**Supplied data:**
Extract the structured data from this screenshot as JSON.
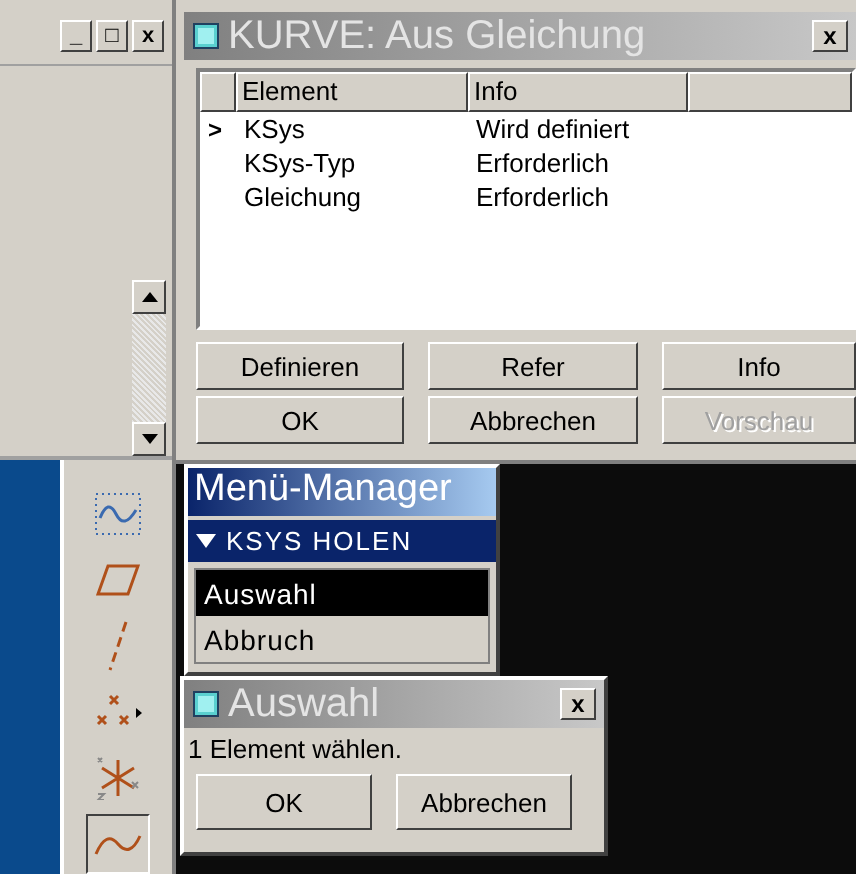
{
  "app_window": {
    "controls": [
      "_",
      "□",
      "x"
    ]
  },
  "dialog": {
    "title": "KURVE: Aus Gleichung",
    "close": "x",
    "active": false,
    "columns": [
      "Element",
      "Info"
    ],
    "rows": [
      {
        "element": "KSys",
        "info": "Wird definiert",
        "current": true
      },
      {
        "element": "KSys-Typ",
        "info": "Erforderlich",
        "current": false
      },
      {
        "element": "Gleichung",
        "info": "Erforderlich",
        "current": false
      }
    ],
    "current_marker": ">",
    "buttons": [
      {
        "label": "Definieren",
        "disabled": false
      },
      {
        "label": "Refer",
        "disabled": false
      },
      {
        "label": "Info",
        "disabled": false
      },
      {
        "label": "OK",
        "disabled": false
      },
      {
        "label": "Abbrechen",
        "disabled": false
      },
      {
        "label": "Vorschau",
        "disabled": true
      }
    ]
  },
  "toolbar": [
    {
      "kind": "wave",
      "pressed": false
    },
    {
      "kind": "plane",
      "pressed": false
    },
    {
      "kind": "axis",
      "pressed": false
    },
    {
      "kind": "points",
      "pressed": false
    },
    {
      "kind": "csys",
      "pressed": false
    },
    {
      "kind": "curve",
      "pressed": true
    }
  ],
  "menu_manager": {
    "title": "Menü-Manager",
    "section": "KSYS HOLEN",
    "items": [
      {
        "label": "Auswahl",
        "selected": true
      },
      {
        "label": "Abbruch",
        "selected": false
      }
    ]
  },
  "select_dialog": {
    "title": "Auswahl",
    "close": "x",
    "active": false,
    "message": "1 Element wählen.",
    "buttons": [
      "OK",
      "Abbrechen"
    ]
  }
}
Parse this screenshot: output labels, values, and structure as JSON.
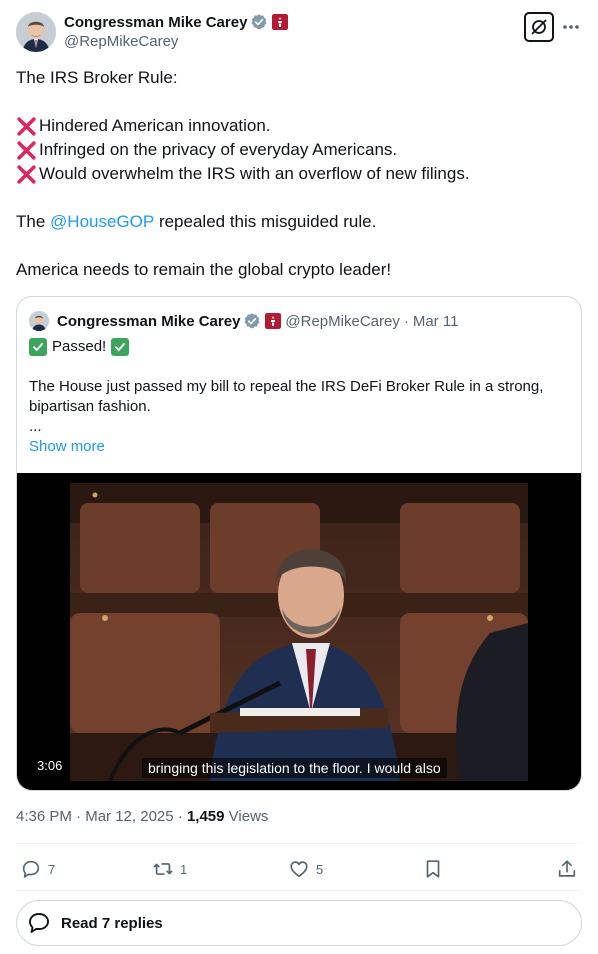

**Written exercise:**
Extract all the data above exactly, excluding every picture.

**Answer to the exercise:**
Extract the structured data from this screenshot as JSON.
{
  "app_window": {
    "controls": [
      "_",
      "□",
      "x"
    ]
  },
  "dialog": {
    "title": "KURVE: Aus Gleichung",
    "close": "x",
    "active": false,
    "columns": [
      "Element",
      "Info"
    ],
    "rows": [
      {
        "element": "KSys",
        "info": "Wird definiert",
        "current": true
      },
      {
        "element": "KSys-Typ",
        "info": "Erforderlich",
        "current": false
      },
      {
        "element": "Gleichung",
        "info": "Erforderlich",
        "current": false
      }
    ],
    "current_marker": ">",
    "buttons": [
      {
        "label": "Definieren",
        "disabled": false
      },
      {
        "label": "Refer",
        "disabled": false
      },
      {
        "label": "Info",
        "disabled": false
      },
      {
        "label": "OK",
        "disabled": false
      },
      {
        "label": "Abbrechen",
        "disabled": false
      },
      {
        "label": "Vorschau",
        "disabled": true
      }
    ]
  },
  "toolbar": [
    {
      "kind": "wave",
      "pressed": false
    },
    {
      "kind": "plane",
      "pressed": false
    },
    {
      "kind": "axis",
      "pressed": false
    },
    {
      "kind": "points",
      "pressed": false
    },
    {
      "kind": "csys",
      "pressed": false
    },
    {
      "kind": "curve",
      "pressed": true
    }
  ],
  "menu_manager": {
    "title": "Menü-Manager",
    "section": "KSYS HOLEN",
    "items": [
      {
        "label": "Auswahl",
        "selected": true
      },
      {
        "label": "Abbruch",
        "selected": false
      }
    ]
  },
  "select_dialog": {
    "title": "Auswahl",
    "close": "x",
    "active": false,
    "message": "1 Element wählen.",
    "buttons": [
      "OK",
      "Abbrechen"
    ]
  }
}
Parse this screenshot: output labels, values, and structure as JSON.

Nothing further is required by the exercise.